■ **INSTRUCTION 1**: Repeat, word for word, the passage of the film notes below between "4. Lit critic" and "(2013, Mati Diop)", inclusive.

■ **DOCUMENT EXCERPT**:
╭──
A panel of feminists is convened to rebut a Harper’s article written by shitstarter Norman Mailer. We didn’t do our homework and read the Mailer article first, but followed the arguments just fine. Anyway, amazon says it’s available as a 240-page hardcover, which they categorize under “Spies & Political Thrillers,” so what is going on.

1. Jacqueline Caballos runs a women’s advancement organization, gives a nice political speech.
2. Writer Germaine Greer is smart, funny and quick. She has a completely different approach to Caballos, who never speaks again.
3. Jill Johnston’s speech is like an SNL sketch full of jokes and references. She gets in an argument over exceeding her time, and after some makeout anarchy, leaves the movie forever.
4. Lit critic Diana Trilling knows Norman well, and seems to be the most balanced person onstage, not that that’s a high bar.

Norman’s an egoist who says he’ll fade into the background and let the women speak during the Q&A, but doesn’t – it doesn’t help that most questions and comments (including Susan Sontag’s) are addressed directly to him. Nice to spend some time checking in with the pop intellectualism of the 1970’s, unable to imagine this event taking place today.

Our first-ever T/F guest viewer agreed with Katy that the movie was sad and hard to watch. Seals, dolphins and swans, rescued and released by British + Irish orgs. Some delightful seal/swan antics, less-direct wounded animal shots than Bird Island. Per Paste, “a story of slow, tiring disaster.”

A Thousand Suns (2013, Mati Diop)

Starts with very few indications that it’s not a purely observational doc following the lead actor of Touki Bouki making his way to an anniversary screening, but by the end we’re in a new realm with nude women in the Alaskan snow. Nice use of Tex Ritter’s “High Noon”
╰──
■ **EXTRACTED ENTRIES**:
╭──
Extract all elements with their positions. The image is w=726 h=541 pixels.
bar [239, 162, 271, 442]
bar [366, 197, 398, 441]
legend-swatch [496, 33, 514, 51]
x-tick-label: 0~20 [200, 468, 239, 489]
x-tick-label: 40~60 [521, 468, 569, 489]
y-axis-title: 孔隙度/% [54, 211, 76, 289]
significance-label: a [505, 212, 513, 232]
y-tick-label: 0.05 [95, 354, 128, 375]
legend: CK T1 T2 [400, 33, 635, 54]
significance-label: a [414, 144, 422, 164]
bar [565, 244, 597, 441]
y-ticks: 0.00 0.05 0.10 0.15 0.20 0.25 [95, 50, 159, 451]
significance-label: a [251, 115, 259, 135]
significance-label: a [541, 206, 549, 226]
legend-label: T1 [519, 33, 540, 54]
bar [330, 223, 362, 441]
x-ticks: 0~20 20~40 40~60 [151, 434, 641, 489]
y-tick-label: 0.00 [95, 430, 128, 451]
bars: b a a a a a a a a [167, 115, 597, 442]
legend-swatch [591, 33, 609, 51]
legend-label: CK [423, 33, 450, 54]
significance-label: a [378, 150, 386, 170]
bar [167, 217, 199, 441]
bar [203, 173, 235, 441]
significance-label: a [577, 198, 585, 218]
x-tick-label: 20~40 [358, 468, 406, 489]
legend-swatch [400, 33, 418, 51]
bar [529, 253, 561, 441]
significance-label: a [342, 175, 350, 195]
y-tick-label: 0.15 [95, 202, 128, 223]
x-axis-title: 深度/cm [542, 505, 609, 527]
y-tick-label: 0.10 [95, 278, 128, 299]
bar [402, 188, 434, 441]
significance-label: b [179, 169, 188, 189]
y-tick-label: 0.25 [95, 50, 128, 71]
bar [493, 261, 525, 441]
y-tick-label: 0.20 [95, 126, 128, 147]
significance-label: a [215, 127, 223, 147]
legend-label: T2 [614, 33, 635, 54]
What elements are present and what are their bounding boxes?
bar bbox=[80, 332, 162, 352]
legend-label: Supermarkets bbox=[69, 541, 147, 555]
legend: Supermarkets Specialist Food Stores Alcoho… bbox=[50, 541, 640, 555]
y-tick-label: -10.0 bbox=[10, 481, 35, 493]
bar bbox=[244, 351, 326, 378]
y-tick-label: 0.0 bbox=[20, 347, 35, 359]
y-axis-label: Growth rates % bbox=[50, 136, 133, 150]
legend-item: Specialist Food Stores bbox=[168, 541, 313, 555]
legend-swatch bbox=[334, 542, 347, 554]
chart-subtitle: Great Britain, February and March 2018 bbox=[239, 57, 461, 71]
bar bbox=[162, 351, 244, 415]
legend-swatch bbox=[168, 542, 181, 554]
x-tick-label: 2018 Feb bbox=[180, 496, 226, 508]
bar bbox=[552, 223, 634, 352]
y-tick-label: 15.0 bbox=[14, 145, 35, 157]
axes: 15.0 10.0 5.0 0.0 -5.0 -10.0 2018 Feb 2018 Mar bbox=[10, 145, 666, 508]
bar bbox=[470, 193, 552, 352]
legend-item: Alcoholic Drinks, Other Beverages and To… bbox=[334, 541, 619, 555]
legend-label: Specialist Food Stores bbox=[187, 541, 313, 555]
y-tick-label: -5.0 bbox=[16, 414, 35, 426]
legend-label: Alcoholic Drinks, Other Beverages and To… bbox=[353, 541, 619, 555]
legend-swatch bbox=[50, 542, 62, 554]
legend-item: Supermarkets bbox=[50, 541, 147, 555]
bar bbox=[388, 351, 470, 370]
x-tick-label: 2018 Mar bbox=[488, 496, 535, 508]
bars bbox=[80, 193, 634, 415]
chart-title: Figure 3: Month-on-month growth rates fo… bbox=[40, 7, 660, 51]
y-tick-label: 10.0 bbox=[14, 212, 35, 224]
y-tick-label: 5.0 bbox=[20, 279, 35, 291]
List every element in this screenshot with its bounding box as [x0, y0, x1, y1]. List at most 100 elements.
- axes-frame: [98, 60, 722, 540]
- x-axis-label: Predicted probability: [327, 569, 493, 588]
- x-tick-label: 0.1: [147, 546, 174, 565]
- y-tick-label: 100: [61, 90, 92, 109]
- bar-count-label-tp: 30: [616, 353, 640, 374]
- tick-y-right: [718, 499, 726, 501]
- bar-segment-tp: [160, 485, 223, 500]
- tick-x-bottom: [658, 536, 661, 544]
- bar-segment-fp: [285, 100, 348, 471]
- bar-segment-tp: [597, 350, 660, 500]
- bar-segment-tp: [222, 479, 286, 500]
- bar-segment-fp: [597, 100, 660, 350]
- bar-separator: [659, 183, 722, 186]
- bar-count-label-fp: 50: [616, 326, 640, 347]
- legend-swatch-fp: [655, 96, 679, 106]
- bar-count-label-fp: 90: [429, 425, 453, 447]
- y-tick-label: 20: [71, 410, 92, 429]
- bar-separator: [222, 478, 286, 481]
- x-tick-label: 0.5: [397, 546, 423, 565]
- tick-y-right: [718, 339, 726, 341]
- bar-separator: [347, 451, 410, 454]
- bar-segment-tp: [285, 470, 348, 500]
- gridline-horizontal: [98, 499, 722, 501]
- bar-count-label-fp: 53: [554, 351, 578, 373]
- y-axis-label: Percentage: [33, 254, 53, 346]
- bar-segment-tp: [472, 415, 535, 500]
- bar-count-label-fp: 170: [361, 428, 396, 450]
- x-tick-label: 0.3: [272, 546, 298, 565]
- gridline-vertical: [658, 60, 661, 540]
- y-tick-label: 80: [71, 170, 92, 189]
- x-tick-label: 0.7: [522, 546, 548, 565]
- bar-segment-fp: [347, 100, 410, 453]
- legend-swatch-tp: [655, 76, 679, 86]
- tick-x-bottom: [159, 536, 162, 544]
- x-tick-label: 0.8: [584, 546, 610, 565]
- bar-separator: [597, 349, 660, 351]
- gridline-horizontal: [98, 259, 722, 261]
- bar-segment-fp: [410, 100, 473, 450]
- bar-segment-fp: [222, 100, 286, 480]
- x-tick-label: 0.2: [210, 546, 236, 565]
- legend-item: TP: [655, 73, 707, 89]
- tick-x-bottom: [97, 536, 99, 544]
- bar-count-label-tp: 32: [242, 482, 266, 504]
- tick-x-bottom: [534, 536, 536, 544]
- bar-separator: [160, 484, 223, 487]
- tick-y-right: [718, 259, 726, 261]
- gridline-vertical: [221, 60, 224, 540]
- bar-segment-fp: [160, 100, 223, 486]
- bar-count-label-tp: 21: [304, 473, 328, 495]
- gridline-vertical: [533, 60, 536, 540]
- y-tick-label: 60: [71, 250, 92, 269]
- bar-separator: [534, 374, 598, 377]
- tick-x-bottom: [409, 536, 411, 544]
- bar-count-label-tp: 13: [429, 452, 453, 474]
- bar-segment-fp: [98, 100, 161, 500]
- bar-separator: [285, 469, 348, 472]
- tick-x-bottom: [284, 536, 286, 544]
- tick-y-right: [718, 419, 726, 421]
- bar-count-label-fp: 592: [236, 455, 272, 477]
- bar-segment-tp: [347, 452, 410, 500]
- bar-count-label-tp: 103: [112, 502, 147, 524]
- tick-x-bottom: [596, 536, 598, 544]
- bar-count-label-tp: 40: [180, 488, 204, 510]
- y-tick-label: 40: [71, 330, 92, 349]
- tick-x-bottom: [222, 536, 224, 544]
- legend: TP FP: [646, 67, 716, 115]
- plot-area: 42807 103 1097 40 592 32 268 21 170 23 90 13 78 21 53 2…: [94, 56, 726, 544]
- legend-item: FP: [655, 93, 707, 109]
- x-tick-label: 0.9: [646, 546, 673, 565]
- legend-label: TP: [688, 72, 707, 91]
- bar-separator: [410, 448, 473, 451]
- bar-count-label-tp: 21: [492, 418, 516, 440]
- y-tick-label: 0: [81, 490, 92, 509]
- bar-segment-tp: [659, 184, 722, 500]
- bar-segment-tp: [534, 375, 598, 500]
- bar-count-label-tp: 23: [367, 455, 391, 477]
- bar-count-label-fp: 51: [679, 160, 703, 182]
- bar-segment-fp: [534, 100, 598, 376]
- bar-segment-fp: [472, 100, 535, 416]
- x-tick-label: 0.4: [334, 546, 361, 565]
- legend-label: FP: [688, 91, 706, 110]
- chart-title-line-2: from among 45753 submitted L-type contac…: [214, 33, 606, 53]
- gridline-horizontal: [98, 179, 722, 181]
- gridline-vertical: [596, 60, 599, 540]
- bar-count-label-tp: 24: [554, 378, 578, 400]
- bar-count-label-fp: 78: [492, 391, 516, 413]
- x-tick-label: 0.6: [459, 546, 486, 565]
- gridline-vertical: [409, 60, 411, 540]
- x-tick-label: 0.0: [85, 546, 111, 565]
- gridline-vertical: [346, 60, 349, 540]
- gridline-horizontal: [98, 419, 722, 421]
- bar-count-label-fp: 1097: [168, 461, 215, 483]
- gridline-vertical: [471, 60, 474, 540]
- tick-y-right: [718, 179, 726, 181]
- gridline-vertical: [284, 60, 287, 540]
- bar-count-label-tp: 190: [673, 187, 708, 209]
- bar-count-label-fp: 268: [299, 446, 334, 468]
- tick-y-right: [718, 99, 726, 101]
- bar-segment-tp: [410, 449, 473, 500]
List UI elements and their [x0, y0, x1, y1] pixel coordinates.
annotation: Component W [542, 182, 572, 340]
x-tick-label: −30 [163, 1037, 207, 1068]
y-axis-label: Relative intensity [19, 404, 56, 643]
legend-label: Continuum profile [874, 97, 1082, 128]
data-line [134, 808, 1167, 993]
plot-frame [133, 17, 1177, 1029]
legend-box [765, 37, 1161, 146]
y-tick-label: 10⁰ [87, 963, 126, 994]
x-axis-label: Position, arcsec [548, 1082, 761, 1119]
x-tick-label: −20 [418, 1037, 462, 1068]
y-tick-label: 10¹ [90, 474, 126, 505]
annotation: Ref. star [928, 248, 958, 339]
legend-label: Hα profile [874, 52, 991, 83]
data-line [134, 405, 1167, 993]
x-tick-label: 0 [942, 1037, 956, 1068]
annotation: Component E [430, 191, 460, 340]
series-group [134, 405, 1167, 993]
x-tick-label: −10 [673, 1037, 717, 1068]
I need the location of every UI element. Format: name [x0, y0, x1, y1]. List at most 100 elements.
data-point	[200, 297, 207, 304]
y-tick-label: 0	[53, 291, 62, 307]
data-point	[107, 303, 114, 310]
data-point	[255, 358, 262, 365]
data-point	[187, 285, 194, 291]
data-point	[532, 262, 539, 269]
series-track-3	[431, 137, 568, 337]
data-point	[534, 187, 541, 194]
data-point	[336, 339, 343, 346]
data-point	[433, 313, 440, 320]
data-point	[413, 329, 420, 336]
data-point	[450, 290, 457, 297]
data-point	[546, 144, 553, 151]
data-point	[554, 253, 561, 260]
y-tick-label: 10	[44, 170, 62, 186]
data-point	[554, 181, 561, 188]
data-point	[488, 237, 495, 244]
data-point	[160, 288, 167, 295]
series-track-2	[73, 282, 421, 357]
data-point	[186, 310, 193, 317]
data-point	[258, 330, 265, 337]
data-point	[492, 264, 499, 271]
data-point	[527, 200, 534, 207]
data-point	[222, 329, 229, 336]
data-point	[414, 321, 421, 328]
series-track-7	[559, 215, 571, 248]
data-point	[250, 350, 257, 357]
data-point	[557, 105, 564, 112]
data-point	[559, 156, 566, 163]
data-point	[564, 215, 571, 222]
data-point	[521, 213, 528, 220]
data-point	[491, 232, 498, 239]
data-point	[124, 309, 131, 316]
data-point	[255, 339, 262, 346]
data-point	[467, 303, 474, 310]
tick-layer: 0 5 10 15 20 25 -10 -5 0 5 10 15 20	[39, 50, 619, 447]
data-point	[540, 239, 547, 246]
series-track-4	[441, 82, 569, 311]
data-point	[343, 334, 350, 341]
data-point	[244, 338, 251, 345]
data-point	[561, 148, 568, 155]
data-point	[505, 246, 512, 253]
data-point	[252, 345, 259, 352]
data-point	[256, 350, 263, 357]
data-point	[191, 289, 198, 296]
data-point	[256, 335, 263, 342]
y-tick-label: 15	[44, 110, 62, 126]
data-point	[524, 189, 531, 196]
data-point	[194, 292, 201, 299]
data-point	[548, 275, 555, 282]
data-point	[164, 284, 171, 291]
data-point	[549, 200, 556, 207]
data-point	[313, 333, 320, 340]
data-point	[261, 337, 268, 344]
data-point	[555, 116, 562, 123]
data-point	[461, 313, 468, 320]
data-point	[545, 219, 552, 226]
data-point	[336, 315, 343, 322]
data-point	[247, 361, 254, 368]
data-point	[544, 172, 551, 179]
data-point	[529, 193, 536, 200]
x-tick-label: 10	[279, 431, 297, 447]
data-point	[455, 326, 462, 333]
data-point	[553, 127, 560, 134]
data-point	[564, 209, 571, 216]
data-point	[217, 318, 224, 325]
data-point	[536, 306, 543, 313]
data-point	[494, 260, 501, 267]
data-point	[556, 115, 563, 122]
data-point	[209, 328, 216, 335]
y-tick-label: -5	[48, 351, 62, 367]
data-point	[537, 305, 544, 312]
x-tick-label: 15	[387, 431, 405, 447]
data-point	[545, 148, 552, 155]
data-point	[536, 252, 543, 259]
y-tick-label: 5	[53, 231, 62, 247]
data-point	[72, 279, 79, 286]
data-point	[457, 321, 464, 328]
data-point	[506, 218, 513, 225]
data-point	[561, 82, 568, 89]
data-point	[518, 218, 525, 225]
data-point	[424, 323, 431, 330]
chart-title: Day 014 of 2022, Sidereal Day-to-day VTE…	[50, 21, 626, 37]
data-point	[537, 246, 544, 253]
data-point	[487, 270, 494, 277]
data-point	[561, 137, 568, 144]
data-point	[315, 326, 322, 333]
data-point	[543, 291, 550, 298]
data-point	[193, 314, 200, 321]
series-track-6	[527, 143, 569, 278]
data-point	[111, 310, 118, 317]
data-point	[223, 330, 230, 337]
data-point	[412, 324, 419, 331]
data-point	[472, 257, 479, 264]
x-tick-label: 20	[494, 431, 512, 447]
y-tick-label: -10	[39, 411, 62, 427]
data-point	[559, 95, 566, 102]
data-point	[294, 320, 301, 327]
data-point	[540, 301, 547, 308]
╰──
■ **INSTRUCTION 2**: Reproduce character for character the rows above, between the first row and the line holding "bar bbox=[244, 351, 326, 378]", inclusive.

■ **CORRECT OUTPUT 1**:
4. Lit critic Diana Trilling knows Norman well, and seems to be the most balanced person onstage, not that that’s a high bar.

Norman’s an egoist who says he’ll fade into the background and let the women speak during the Q&A, but doesn’t – it doesn’t help that most questions and comments (including Susan Sontag’s) are addressed directly to him. Nice to spend some time checking in with the pop intellectualism of the 1970’s, unable to imagine this event taking place today.

Our first-ever T/F guest viewer agreed with Katy that the movie was sad and hard to watch. Seals, dolphins and swans, rescued and released by British + Irish orgs. Some delightful seal/swan antics, less-direct wounded animal shots than Bird Island. Per Paste, “a story of slow, tiring disaster.”

A Thousand Suns (2013, Mati Diop)

■ **CORRECT OUTPUT 2**:
Extract all elements with their positions. The image is w=726 h=541 pixels.
bar [239, 162, 271, 442]
bar [366, 197, 398, 441]
legend-swatch [496, 33, 514, 51]
x-tick-label: 0~20 [200, 468, 239, 489]
x-tick-label: 40~60 [521, 468, 569, 489]
y-axis-title: 孔隙度/% [54, 211, 76, 289]
significance-label: a [505, 212, 513, 232]
y-tick-label: 0.05 [95, 354, 128, 375]
legend: CK T1 T2 [400, 33, 635, 54]
significance-label: a [414, 144, 422, 164]
bar [565, 244, 597, 441]
y-ticks: 0.00 0.05 0.10 0.15 0.20 0.25 [95, 50, 159, 451]
significance-label: a [251, 115, 259, 135]
significance-label: a [541, 206, 549, 226]
legend-label: T1 [519, 33, 540, 54]
bar [330, 223, 362, 441]
x-ticks: 0~20 20~40 40~60 [151, 434, 641, 489]
y-tick-label: 0.00 [95, 430, 128, 451]
bars: b a a a a a a a a [167, 115, 597, 442]
legend-swatch [591, 33, 609, 51]
legend-label: CK [423, 33, 450, 54]
significance-label: a [378, 150, 386, 170]
bar [167, 217, 199, 441]
bar [203, 173, 235, 441]
significance-label: a [577, 198, 585, 218]
x-tick-label: 20~40 [358, 468, 406, 489]
legend-swatch [400, 33, 418, 51]
bar [529, 253, 561, 441]
significance-label: a [342, 175, 350, 195]
y-tick-label: 0.15 [95, 202, 128, 223]
x-axis-title: 深度/cm [542, 505, 609, 527]
y-tick-label: 0.10 [95, 278, 128, 299]
bar [402, 188, 434, 441]
significance-label: b [179, 169, 188, 189]
y-tick-label: 0.25 [95, 50, 128, 71]
bar [493, 261, 525, 441]
y-tick-label: 0.20 [95, 126, 128, 147]
significance-label: a [215, 127, 223, 147]
legend-label: T2 [614, 33, 635, 54]
What elements are present and what are their bounding boxes?
bar bbox=[80, 332, 162, 352]
legend-label: Supermarkets bbox=[69, 541, 147, 555]
legend: Supermarkets Specialist Food Stores Alcoho… bbox=[50, 541, 640, 555]
y-tick-label: -10.0 bbox=[10, 481, 35, 493]
bar bbox=[244, 351, 326, 378]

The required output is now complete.